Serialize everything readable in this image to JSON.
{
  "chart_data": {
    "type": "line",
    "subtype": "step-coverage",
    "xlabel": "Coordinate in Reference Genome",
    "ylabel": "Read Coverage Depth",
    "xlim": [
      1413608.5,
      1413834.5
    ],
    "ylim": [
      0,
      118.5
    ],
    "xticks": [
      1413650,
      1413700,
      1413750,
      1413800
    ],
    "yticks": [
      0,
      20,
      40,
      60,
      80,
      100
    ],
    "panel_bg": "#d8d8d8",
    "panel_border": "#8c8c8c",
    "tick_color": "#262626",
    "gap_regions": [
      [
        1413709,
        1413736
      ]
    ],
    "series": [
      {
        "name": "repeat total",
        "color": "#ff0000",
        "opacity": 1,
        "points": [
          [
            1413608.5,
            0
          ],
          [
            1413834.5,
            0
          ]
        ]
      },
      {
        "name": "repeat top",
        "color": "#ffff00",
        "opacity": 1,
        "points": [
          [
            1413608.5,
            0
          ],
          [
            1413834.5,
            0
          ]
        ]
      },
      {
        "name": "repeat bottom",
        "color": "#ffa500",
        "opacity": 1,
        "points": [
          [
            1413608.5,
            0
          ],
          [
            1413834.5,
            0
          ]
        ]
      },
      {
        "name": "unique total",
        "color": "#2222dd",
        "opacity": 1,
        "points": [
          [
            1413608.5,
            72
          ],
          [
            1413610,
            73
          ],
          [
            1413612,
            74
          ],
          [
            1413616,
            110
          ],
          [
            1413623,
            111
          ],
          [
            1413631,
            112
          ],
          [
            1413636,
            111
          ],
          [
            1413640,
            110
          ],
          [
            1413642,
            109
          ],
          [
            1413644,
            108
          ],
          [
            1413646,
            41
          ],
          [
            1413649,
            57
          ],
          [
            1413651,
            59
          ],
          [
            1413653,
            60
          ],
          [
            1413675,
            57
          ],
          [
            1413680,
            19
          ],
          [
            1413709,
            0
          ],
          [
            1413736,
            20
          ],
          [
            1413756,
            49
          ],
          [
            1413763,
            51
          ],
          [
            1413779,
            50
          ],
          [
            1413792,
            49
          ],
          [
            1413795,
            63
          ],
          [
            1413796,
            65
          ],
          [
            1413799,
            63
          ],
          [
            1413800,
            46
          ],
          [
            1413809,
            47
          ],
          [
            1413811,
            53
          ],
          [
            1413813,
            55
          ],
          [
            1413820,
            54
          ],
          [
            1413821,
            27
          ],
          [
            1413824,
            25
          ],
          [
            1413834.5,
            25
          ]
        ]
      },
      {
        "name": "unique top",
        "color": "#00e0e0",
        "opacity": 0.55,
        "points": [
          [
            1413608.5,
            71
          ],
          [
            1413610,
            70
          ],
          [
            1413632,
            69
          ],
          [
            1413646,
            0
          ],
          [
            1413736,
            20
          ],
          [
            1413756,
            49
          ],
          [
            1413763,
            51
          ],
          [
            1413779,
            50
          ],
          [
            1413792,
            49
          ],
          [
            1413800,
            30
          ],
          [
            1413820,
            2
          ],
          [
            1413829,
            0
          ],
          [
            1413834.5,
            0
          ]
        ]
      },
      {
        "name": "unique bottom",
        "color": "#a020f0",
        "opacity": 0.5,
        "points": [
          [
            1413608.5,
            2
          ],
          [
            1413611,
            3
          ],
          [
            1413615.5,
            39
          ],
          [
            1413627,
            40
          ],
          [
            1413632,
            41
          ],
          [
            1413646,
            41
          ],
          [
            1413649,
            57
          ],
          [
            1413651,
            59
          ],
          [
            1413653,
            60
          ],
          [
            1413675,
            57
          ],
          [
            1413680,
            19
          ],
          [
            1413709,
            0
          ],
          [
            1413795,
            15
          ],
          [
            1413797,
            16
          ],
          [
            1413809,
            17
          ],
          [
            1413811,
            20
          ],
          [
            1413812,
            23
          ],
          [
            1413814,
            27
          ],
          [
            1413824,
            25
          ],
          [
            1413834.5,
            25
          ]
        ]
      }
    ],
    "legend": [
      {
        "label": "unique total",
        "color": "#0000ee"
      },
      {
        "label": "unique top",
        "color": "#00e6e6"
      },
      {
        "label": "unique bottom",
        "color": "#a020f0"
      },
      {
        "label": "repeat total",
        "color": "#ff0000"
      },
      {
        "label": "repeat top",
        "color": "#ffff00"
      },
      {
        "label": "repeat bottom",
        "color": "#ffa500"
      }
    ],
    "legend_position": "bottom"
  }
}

### [Task statement]
Filter the data above by the word "total" and copy every line that matches.

### [Solution for this problem]
        "name": "repeat total",
        "name": "unique total",
        "label": "unique total",
        "label": "repeat total",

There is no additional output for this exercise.